(Work to complete): List all lines of the data that include the string "лесов".

[Stored records]
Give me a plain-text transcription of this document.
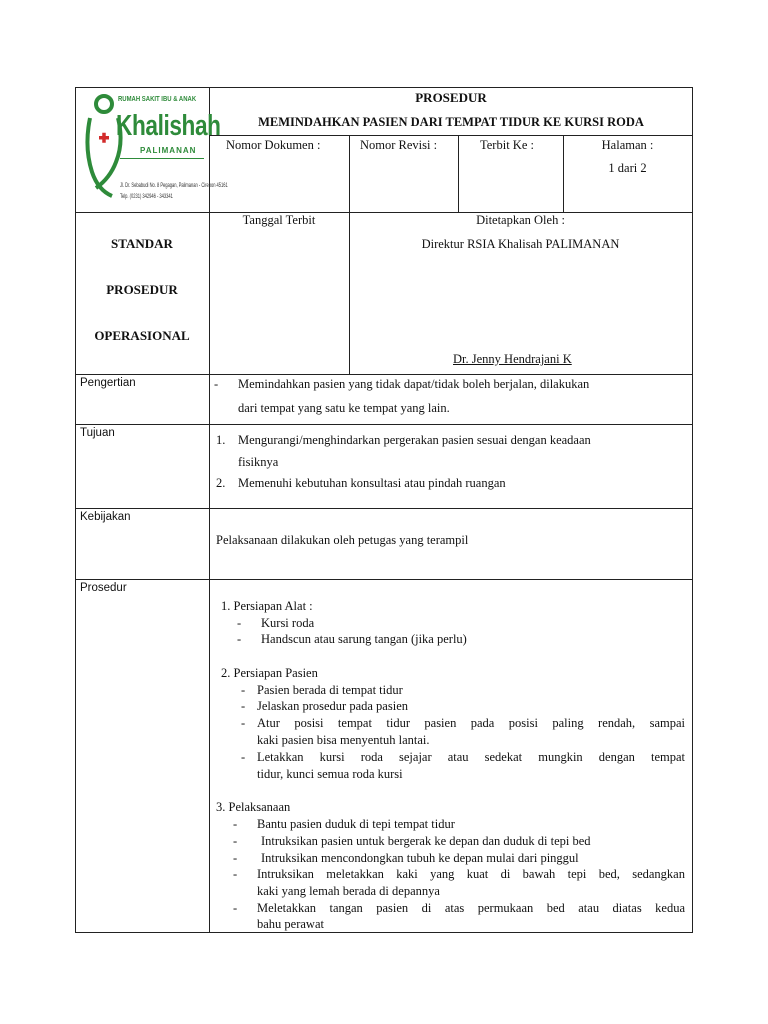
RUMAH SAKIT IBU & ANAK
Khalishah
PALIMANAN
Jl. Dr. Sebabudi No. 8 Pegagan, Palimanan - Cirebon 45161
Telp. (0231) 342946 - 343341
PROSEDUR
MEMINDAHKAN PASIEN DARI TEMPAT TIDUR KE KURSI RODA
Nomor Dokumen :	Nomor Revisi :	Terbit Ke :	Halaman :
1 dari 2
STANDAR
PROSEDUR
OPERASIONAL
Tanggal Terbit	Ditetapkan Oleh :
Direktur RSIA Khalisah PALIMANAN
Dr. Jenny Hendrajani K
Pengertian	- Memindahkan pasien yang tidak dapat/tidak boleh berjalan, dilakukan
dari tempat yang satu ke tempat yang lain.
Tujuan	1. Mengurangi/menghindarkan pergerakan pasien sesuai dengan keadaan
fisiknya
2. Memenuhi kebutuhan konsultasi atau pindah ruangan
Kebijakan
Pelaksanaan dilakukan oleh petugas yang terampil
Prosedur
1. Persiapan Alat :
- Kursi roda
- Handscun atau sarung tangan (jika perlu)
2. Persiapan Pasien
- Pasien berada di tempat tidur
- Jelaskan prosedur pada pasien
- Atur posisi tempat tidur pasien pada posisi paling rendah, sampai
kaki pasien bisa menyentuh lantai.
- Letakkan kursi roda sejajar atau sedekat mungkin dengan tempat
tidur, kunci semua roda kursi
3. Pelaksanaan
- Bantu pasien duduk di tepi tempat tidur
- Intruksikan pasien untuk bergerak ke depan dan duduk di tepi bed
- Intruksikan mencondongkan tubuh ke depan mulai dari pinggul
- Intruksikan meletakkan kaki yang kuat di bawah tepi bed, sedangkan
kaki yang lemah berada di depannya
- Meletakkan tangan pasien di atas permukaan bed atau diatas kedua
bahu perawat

* * *

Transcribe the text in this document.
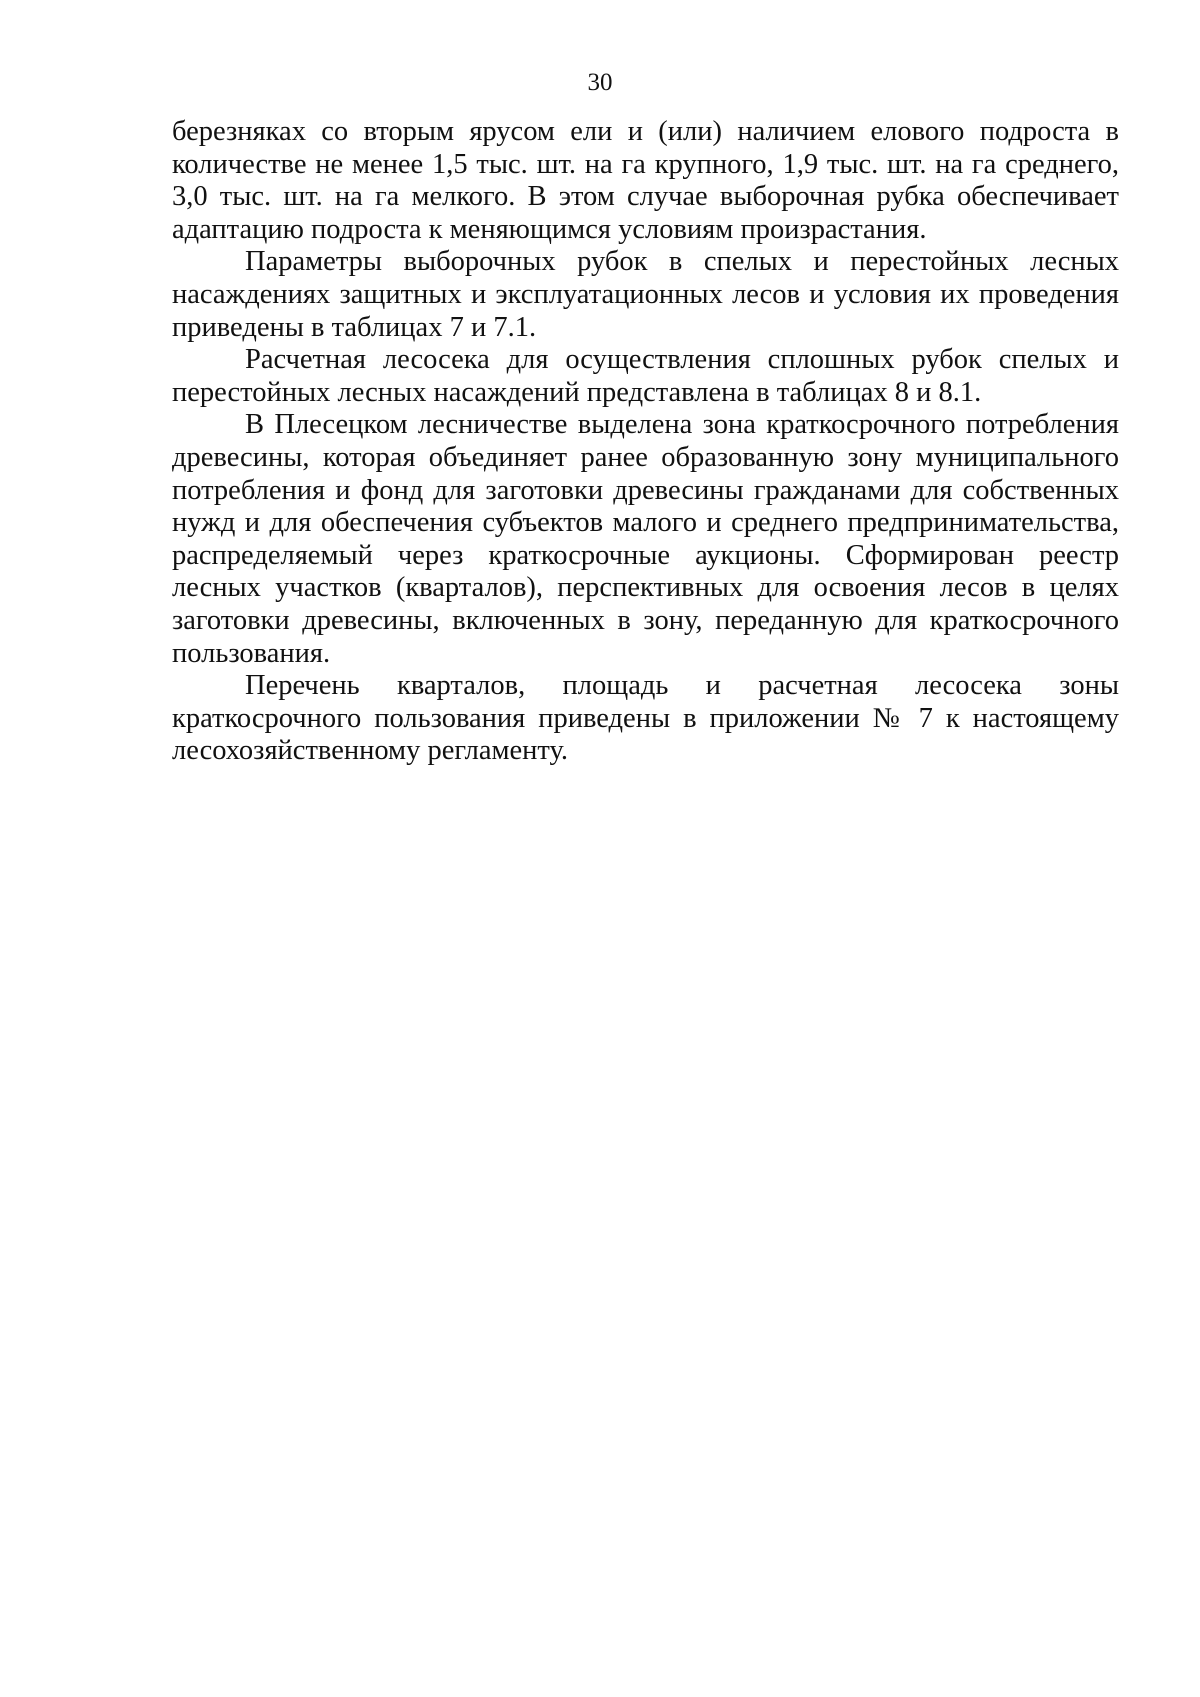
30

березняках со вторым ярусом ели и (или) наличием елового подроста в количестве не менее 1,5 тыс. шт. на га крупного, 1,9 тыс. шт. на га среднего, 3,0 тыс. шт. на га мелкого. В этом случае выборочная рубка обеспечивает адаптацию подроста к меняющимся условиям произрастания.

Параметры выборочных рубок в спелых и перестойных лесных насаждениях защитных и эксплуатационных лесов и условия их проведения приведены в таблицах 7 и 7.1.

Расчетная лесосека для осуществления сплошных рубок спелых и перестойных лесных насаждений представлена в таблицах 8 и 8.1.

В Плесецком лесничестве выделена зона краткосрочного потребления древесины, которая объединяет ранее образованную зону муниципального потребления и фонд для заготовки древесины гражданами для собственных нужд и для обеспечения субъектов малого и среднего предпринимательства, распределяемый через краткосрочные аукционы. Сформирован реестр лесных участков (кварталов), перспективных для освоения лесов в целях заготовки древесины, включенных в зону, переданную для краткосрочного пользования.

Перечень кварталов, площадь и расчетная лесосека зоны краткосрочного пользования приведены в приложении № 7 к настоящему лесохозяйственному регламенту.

(Final result):
Параметры выборочных рубок в спелых и перестойных лесных насаждениях защитных и эксплуатационных лесов и условия их проведения приведены в таблицах 7 и 7.1.
В Плесецком лесничестве выделена зона краткосрочного потребления древесины, которая объединяет ранее образованную зону муниципального потребления и фонд для заготовки древесины гражданами для собственных нужд и для обеспечения субъектов малого и среднего предпринимательства, распределяемый через краткосрочные аукционы. Сформирован реестр лесных участков (кварталов), перспективных для освоения лесов в целях заготовки древесины, включенных в зону, переданную для краткосрочного пользования.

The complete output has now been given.